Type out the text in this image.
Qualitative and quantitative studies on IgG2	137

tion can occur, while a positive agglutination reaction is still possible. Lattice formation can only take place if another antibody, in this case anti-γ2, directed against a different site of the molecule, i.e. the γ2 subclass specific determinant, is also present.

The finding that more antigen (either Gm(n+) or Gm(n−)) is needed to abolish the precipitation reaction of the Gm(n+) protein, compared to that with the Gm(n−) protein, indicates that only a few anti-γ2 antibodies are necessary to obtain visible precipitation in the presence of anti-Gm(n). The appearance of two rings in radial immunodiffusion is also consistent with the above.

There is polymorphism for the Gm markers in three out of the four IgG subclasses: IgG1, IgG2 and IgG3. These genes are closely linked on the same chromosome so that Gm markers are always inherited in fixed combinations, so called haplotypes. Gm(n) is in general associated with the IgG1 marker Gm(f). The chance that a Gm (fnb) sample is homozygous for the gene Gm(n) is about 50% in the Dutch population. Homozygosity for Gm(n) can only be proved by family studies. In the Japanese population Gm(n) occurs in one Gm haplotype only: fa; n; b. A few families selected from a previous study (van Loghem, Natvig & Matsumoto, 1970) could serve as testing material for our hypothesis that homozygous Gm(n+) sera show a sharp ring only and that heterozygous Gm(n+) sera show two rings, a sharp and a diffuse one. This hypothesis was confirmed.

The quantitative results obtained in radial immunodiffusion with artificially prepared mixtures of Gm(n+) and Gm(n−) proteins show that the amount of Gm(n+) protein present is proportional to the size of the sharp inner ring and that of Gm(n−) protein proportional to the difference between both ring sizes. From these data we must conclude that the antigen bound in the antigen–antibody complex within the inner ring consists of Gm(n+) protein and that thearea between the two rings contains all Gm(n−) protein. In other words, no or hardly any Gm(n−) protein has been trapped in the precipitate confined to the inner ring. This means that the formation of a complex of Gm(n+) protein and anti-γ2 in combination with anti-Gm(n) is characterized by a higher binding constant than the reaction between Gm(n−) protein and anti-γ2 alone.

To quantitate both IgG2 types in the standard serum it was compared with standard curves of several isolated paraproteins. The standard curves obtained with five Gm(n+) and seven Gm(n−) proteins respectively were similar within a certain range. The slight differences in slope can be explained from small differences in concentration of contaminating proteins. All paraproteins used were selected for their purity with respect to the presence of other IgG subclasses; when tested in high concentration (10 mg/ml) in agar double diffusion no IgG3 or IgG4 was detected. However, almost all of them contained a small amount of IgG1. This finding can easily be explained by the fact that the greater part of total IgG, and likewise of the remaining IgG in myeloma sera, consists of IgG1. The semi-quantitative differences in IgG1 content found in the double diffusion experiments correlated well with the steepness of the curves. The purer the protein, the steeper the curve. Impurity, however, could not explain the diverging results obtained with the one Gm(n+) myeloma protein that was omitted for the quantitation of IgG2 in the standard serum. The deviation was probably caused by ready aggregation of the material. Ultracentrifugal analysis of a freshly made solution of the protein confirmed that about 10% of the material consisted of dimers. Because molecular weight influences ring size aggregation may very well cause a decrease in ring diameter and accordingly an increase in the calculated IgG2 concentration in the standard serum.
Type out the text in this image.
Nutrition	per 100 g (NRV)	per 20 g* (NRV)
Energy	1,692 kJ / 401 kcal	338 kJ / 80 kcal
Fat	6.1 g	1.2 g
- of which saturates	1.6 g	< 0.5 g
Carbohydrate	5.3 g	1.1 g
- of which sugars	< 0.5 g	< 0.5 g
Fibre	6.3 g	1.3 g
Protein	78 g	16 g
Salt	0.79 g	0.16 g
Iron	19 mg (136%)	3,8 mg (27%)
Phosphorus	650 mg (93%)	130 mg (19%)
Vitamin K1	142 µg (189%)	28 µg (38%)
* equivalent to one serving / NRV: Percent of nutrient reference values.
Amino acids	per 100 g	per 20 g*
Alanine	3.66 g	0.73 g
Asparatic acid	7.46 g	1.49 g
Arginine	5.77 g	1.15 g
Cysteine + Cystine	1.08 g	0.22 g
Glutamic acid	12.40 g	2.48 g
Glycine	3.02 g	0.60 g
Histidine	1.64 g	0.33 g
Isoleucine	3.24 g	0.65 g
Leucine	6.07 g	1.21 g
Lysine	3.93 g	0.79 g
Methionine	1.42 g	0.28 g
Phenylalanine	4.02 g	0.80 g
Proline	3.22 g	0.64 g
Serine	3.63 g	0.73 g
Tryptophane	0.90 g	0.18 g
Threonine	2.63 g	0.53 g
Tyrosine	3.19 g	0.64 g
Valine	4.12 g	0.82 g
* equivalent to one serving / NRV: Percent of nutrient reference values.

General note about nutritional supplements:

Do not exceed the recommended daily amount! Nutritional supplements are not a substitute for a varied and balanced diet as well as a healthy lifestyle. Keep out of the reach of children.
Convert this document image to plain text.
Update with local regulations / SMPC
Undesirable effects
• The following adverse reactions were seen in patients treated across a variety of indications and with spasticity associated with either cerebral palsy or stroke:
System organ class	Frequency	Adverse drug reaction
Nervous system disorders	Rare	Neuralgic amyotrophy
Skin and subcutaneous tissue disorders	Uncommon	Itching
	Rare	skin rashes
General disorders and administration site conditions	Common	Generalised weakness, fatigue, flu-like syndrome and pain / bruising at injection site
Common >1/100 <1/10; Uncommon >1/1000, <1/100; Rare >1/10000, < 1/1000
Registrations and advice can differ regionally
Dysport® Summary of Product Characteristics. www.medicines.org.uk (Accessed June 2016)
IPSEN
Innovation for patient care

## Exercise instructions
Repeat the material word for word, in full.

## Task output
Type out the text in this image.
Qualitative and quantitative studies on IgG2	137

tion can occur, while a positive agglutination reaction is still possible. Lattice formation can only take place if another antibody, in this case anti-γ2, directed against a different site of the molecule, i.e. the γ2 subclass specific determinant, is also present.

The finding that more antigen (either Gm(n+) or Gm(n−)) is needed to abolish the precipitation reaction of the Gm(n+) protein, compared to that with the Gm(n−) protein, indicates that only a few anti-γ2 antibodies are necessary to obtain visible precipitation in the presence of anti-Gm(n). The appearance of two rings in radial immunodiffusion is also consistent with the above.

There is polymorphism for the Gm markers in three out of the four IgG subclasses: IgG1, IgG2 and IgG3. These genes are closely linked on the same chromosome so that Gm markers are always inherited in fixed combinations, so called haplotypes. Gm(n) is in general associated with the IgG1 marker Gm(f). The chance that a Gm (fnb) sample is homozygous for the gene Gm(n) is about 50% in the Dutch population. Homozygosity for Gm(n) can only be proved by family studies. In the Japanese population Gm(n) occurs in one Gm haplotype only: fa; n; b. A few families selected from a previous study (van Loghem, Natvig & Matsumoto, 1970) could serve as testing material for our hypothesis that homozygous Gm(n+) sera show a sharp ring only and that heterozygous Gm(n+) sera show two rings, a sharp and a diffuse one. This hypothesis was confirmed.

The quantitative results obtained in radial immunodiffusion with artificially prepared mixtures of Gm(n+) and Gm(n−) proteins show that the amount of Gm(n+) protein present is proportional to the size of the sharp inner ring and that of Gm(n−) protein proportional to the difference between both ring sizes. From these data we must conclude that the antigen bound in the antigen–antibody complex within the inner ring consists of Gm(n+) protein and that thearea between the two rings contains all Gm(n−) protein. In other words, no or hardly any Gm(n−) protein has been trapped in the precipitate confined to the inner ring. This means that the formation of a complex of Gm(n+) protein and anti-γ2 in combination with anti-Gm(n) is characterized by a higher binding constant than the reaction between Gm(n−) protein and anti-γ2 alone.

To quantitate both IgG2 types in the standard serum it was compared with standard curves of several isolated paraproteins. The standard curves obtained with five Gm(n+) and seven Gm(n−) proteins respectively were similar within a certain range. The slight differences in slope can be explained from small differences in concentration of contaminating proteins. All paraproteins used were selected for their purity with respect to the presence of other IgG subclasses; when tested in high concentration (10 mg/ml) in agar double diffusion no IgG3 or IgG4 was detected. However, almost all of them contained a small amount of IgG1. This finding can easily be explained by the fact that the greater part of total IgG, and likewise of the remaining IgG in myeloma sera, consists of IgG1. The semi-quantitative differences in IgG1 content found in the double diffusion experiments correlated well with the steepness of the curves. The purer the protein, the steeper the curve. Impurity, however, could not explain the diverging results obtained with the one Gm(n+) myeloma protein that was omitted for the quantitation of IgG2 in the standard serum. The deviation was probably caused by ready aggregation of the material. Ultracentrifugal analysis of a freshly made solution of the protein confirmed that about 10% of the material consisted of dimers. Because molecular weight influences ring size aggregation may very well cause a decrease in ring diameter and accordingly an increase in the calculated IgG2 concentration in the standard serum.
Type out the text in this image.
Nutrition	per 100 g (NRV)	per 20 g* (NRV)
Energy	1,692 kJ / 401 kcal	338 kJ / 80 kcal
Fat	6.1 g	1.2 g
- of which saturates	1.6 g	< 0.5 g
Carbohydrate	5.3 g	1.1 g
- of which sugars	< 0.5 g	< 0.5 g
Fibre	6.3 g	1.3 g
Protein	78 g	16 g
Salt	0.79 g	0.16 g
Iron	19 mg (136%)	3,8 mg (27%)
Phosphorus	650 mg (93%)	130 mg (19%)
Vitamin K1	142 µg (189%)	28 µg (38%)
* equivalent to one serving / NRV: Percent of nutrient reference values.
Amino acids	per 100 g	per 20 g*
Alanine	3.66 g	0.73 g
Asparatic acid	7.46 g	1.49 g
Arginine	5.77 g	1.15 g
Cysteine + Cystine	1.08 g	0.22 g
Glutamic acid	12.40 g	2.48 g
Glycine	3.02 g	0.60 g
Histidine	1.64 g	0.33 g
Isoleucine	3.24 g	0.65 g
Leucine	6.07 g	1.21 g
Lysine	3.93 g	0.79 g
Methionine	1.42 g	0.28 g
Phenylalanine	4.02 g	0.80 g
Proline	3.22 g	0.64 g
Serine	3.63 g	0.73 g
Tryptophane	0.90 g	0.18 g
Threonine	2.63 g	0.53 g
Tyrosine	3.19 g	0.64 g
Valine	4.12 g	0.82 g
* equivalent to one serving / NRV: Percent of nutrient reference values.

General note about nutritional supplements:

Do not exceed the recommended daily amount! Nutritional supplements are not a substitute for a varied and balanced diet as well as a healthy lifestyle. Keep out of the reach of children.
Convert this document image to plain text.
Update with local regulations / SMPC
Undesirable effects
• The following adverse reactions were seen in patients treated across a variety of indications and with spasticity associated with either cerebral palsy or stroke:
System organ class	Frequency	Adverse drug reaction
Nervous system disorders	Rare	Neuralgic amyotrophy
Skin and subcutaneous tissue disorders	Uncommon	Itching
	Rare	skin rashes
General disorders and administration site conditions	Common	Generalised weakness, fatigue, flu-like syndrome and pain / bruising at injection site
Common >1/100 <1/10; Uncommon >1/1000, <1/100; Rare >1/10000, < 1/1000
Registrations and advice can differ regionally
Dysport® Summary of Product Characteristics. www.medicines.org.uk (Accessed June 2016)
IPSEN
Innovation for patient care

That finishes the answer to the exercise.